▶ [Problem]: Return the records that follow unaltered. Omit every picture.

┄┄┄┄┄┄┄┄┄┄

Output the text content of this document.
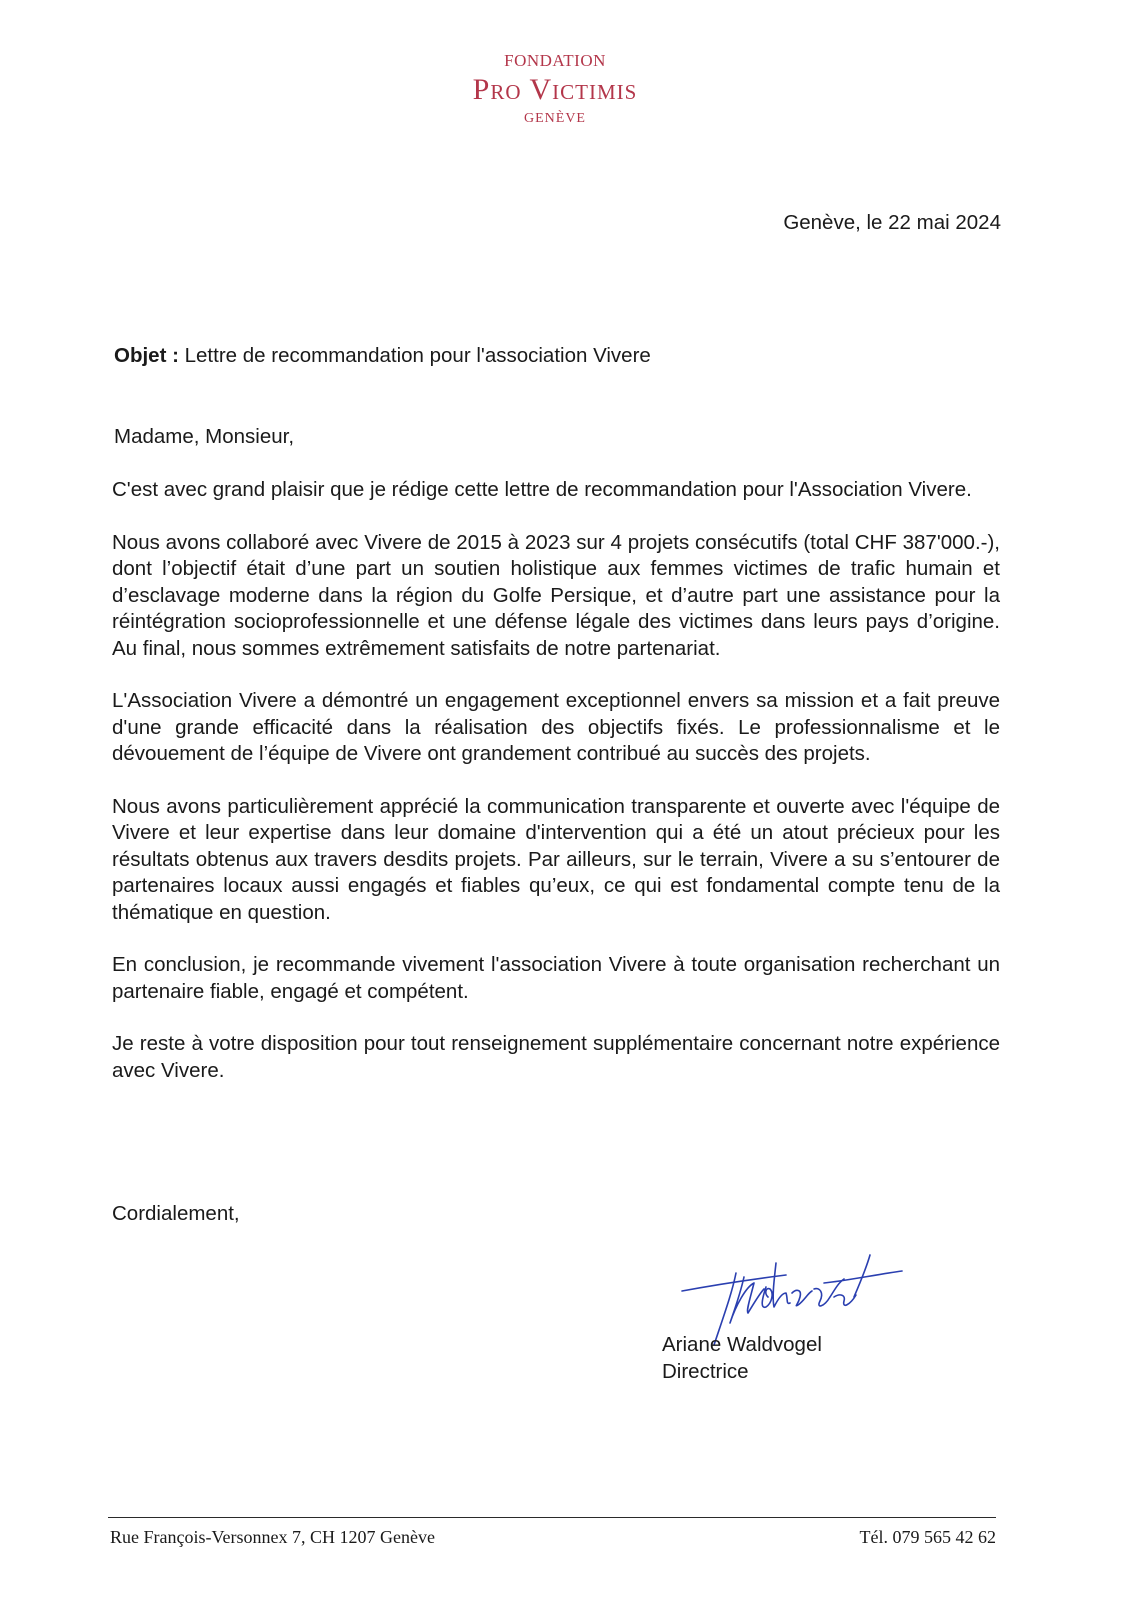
FONDATION
Pro Victimis
GENÈVE
Genève, le 22 mai 2024
Objet : Lettre de recommandation pour l'association Vivere
Madame, Monsieur,

C'est avec grand plaisir que je rédige cette lettre de recommandation pour l'Association Vivere.

Nous avons collaboré avec Vivere de 2015 à 2023 sur 4 projets consécutifs (total CHF 387'000.-), dont l’objectif était d’une part un soutien holistique aux femmes victimes de trafic humain et d’esclavage moderne dans la région du Golfe Persique, et d’autre part une assistance pour la réintégration socioprofessionnelle et une défense légale des victimes dans leurs pays d’origine. Au final, nous sommes extrêmement satisfaits de notre partenariat.

L'Association Vivere a démontré un engagement exceptionnel envers sa mission et a fait preuve d'une grande efficacité dans la réalisation des objectifs fixés. Le professionnalisme et le dévouement de l’équipe de Vivere ont grandement contribué au succès des projets.

Nous avons particulièrement apprécié la communication transparente et ouverte avec l'équipe de Vivere et leur expertise dans leur domaine d'intervention qui a été un atout précieux pour les résultats obtenus aux travers desdits projets. Par ailleurs, sur le terrain, Vivere a su s’entourer de partenaires locaux aussi engagés et fiables qu’eux, ce qui est fondamental compte tenu de la thématique en question.

En conclusion, je recommande vivement l'association Vivere à toute organisation recherchant un partenaire fiable, engagé et compétent.

Je reste à votre disposition pour tout renseignement supplémentaire concernant notre expérience avec Vivere.

Cordialement,
Ariane Waldvogel
Directrice
Rue François-Versonnex 7, CH 1207 Genève	Tél. 079 565 42 62
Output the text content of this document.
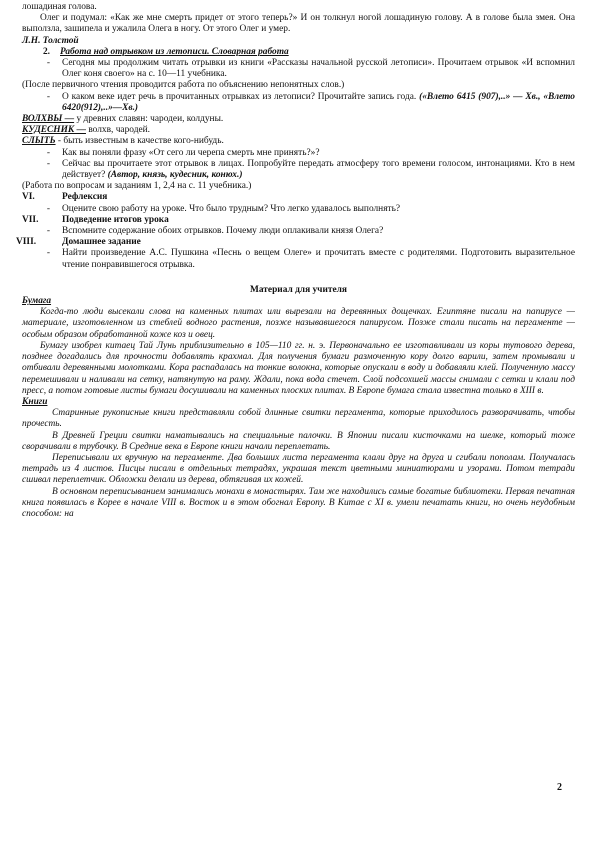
лошадиная голова.

Олег и подумал: «Как же мне смерть придет от этого теперь?» И он толкнул ногой лошадиную голову. А в голове была змея. Она выползла, зашипела и ужалила Олега в ногу. От этого Олег и умер.

Л.Н. Толстой

2.	Работа над отрывком из летописи. Словарная работа
-	Сегодня мы продолжим читать отрывки из книги «Рассказы начальной русской летописи». Прочитаем отрывок «И вспомнил Олег коня своего» на с. 10—11 учебника.

(После первичного чтения проводится работа по объяснению непонятных слов.)

-	О каком веке идет речь в прочитанных отрывках из летописи? Прочитайте запись года. («Влето 6415 (907),..» — Хв., «Влето 6420(912),..»—Хв.)

ВОЛХВЫ — у древних славян: чародеи, колдуны.

КУДЕСНИК — волхв, чародей.

СЛЫТЬ - быть известным в качестве кого-нибудь.

-	Как вы поняли фразу «От сего ли черепа смерть мне принять?»?
-	Сейчас вы прочитаете этот отрывок в лицах. Попробуйте передать атмосферу того времени голосом, интонациями. Кто в нем действует? (Автор, князь, кудесник, конюх.)

(Работа по вопросам и заданиям 1, 2,4 на с. 11 учебника.)

VI.	Рефлексия
-	Оцените свою работу на уроке. Что было трудным? Что легко удавалось выполнять?
VII.	Подведение итогов урока
-	Вспомните содержание обоих отрывков. Почему люди оплакивали князя Олега?
VIII.	Домашнее задание
-	Найти произведение А.С. Пушкина «Песнь о вещем Олеге» и прочитать вместе с родителями. Подготовить выразительное чтение понравившегося отрывка.

Материал для учителя

Бумага

Когда-то люди высекали слова на каменных плитах или вырезали на деревянных дощечках. Египтяне писали на папирусе — материале, изготовленном из стеблей водного растения, позже называвшегося папирусом. Позже стали писать на пергаменте — особым образом обработанной коже коз и овец.

Бумагу изобрел китаец Тай Лунь приблизительно в 105—110 гг. н. э. Первоначально ее изготавливали из коры тутового дерева, позднее догадались для прочности добавлять крахмал. Для получения бумаги размоченную кору долго варили, затем промывали и отбивали деревянными молотками. Кора распадалась на тонкие волокна, которые опускали в воду и добавляли клей. Полученную массу перемешивали и наливали на сетку, натянутую на раму. Ждали, пока вода стечет. Слой подсохшей массы снимали с сетки и клали под пресс, а потом готовые листы бумаги досушивали на каменных плоских плитах. В Европе бумага стала известна только в XIII в.

Книги

Старинные рукописные книги представляли собой длинные свитки пергамента, которые приходилось разворачивать, чтобы прочесть.

В Древней Греции свитки наматывались на специальные палочки. В Японии писали кисточками на шелке, который тоже сворачивали в трубочку. В Средние века в Европе книги начали переплетать.

Переписывали их вручную на пергаменте. Два больших листа пергамента клали друг на друга и сгибали пополам. Получалась тетрадь из 4 листов. Писцы писали в отдельных тетрадях, украшая текст цветными миниатюрами и узорами. Потом тетради сшивал переплетчик. Обложки делали из дерева, обтягивая их кожей.

В основном переписыванием занимались монахи в монастырях. Там же находились самые богатые библиотеки. Первая печатная книга появилась в Корее в начале VIII в. Восток и в этом обогнал Европу. В Китае с XI в. умели печатать книги, но очень неудобным способом: на

2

┄┄┄┄┄┄┄┄┄┄

▶ [Written response]:
Output the text content of this document.
FONDATION
Pro Victimis
GENÈVE
Genève, le 22 mai 2024
Objet : Lettre de recommandation pour l'association Vivere
Madame, Monsieur,

C'est avec grand plaisir que je rédige cette lettre de recommandation pour l'Association Vivere.

Nous avons collaboré avec Vivere de 2015 à 2023 sur 4 projets consécutifs (total CHF 387'000.-), dont l’objectif était d’une part un soutien holistique aux femmes victimes de trafic humain et d’esclavage moderne dans la région du Golfe Persique, et d’autre part une assistance pour la réintégration socioprofessionnelle et une défense légale des victimes dans leurs pays d’origine. Au final, nous sommes extrêmement satisfaits de notre partenariat.

L'Association Vivere a démontré un engagement exceptionnel envers sa mission et a fait preuve d'une grande efficacité dans la réalisation des objectifs fixés. Le professionnalisme et le dévouement de l’équipe de Vivere ont grandement contribué au succès des projets.

Nous avons particulièrement apprécié la communication transparente et ouverte avec l'équipe de Vivere et leur expertise dans leur domaine d'intervention qui a été un atout précieux pour les résultats obtenus aux travers desdits projets. Par ailleurs, sur le terrain, Vivere a su s’entourer de partenaires locaux aussi engagés et fiables qu’eux, ce qui est fondamental compte tenu de la thématique en question.

En conclusion, je recommande vivement l'association Vivere à toute organisation recherchant un partenaire fiable, engagé et compétent.

Je reste à votre disposition pour tout renseignement supplémentaire concernant notre expérience avec Vivere.

Cordialement,
Ariane Waldvogel
Directrice
Rue François-Versonnex 7, CH 1207 Genève	Tél. 079 565 42 62
Output the text content of this document.
лошадиная голова.

Олег и подумал: «Как же мне смерть придет от этого теперь?» И он толкнул ногой лошадиную голову. А в голове была змея. Она выползла, зашипела и ужалила Олега в ногу. От этого Олег и умер.

Л.Н. Толстой

2.	Работа над отрывком из летописи. Словарная работа
-	Сегодня мы продолжим читать отрывки из книги «Рассказы начальной русской летописи». Прочитаем отрывок «И вспомнил Олег коня своего» на с. 10—11 учебника.

(После первичного чтения проводится работа по объяснению непонятных слов.)

-	О каком веке идет речь в прочитанных отрывках из летописи? Прочитайте запись года. («Влето 6415 (907),..» — Хв., «Влето 6420(912),..»—Хв.)

ВОЛХВЫ — у древних славян: чародеи, колдуны.

КУДЕСНИК — волхв, чародей.

СЛЫТЬ - быть известным в качестве кого-нибудь.

-	Как вы поняли фразу «От сего ли черепа смерть мне принять?»?
-	Сейчас вы прочитаете этот отрывок в лицах. Попробуйте передать атмосферу того времени голосом, интонациями. Кто в нем действует? (Автор, князь, кудесник, конюх.)

(Работа по вопросам и заданиям 1, 2,4 на с. 11 учебника.)

VI.	Рефлексия
-	Оцените свою работу на уроке. Что было трудным? Что легко удавалось выполнять?
VII.	Подведение итогов урока
-	Вспомните содержание обоих отрывков. Почему люди оплакивали князя Олега?
VIII.	Домашнее задание
-	Найти произведение А.С. Пушкина «Песнь о вещем Олеге» и прочитать вместе с родителями. Подготовить выразительное чтение понравившегося отрывка.

Материал для учителя

Бумага

Когда-то люди высекали слова на каменных плитах или вырезали на деревянных дощечках. Египтяне писали на папирусе — материале, изготовленном из стеблей водного растения, позже называвшегося папирусом. Позже стали писать на пергаменте — особым образом обработанной коже коз и овец.

Бумагу изобрел китаец Тай Лунь приблизительно в 105—110 гг. н. э. Первоначально ее изготавливали из коры тутового дерева, позднее догадались для прочности добавлять крахмал. Для получения бумаги размоченную кору долго варили, затем промывали и отбивали деревянными молотками. Кора распадалась на тонкие волокна, которые опускали в воду и добавляли клей. Полученную массу перемешивали и наливали на сетку, натянутую на раму. Ждали, пока вода стечет. Слой подсохшей массы снимали с сетки и клали под пресс, а потом готовые листы бумаги досушивали на каменных плоских плитах. В Европе бумага стала известна только в XIII в.

Книги

Старинные рукописные книги представляли собой длинные свитки пергамента, которые приходилось разворачивать, чтобы прочесть.

В Древней Греции свитки наматывались на специальные палочки. В Японии писали кисточками на шелке, который тоже сворачивали в трубочку. В Средние века в Европе книги начали переплетать.

Переписывали их вручную на пергаменте. Два больших листа пергамента клали друг на друга и сгибали пополам. Получалась тетрадь из 4 листов. Писцы писали в отдельных тетрадях, украшая текст цветными миниатюрами и узорами. Потом тетради сшивал переплетчик. Обложки делали из дерева, обтягивая их кожей.

В основном переписыванием занимались монахи в монастырях. Там же находились самые богатые библиотеки. Первая печатная книга появилась в Корее в начале VIII в. Восток и в этом обогнал Европу. В Китае с XI в. умели печатать книги, но очень неудобным способом: на

2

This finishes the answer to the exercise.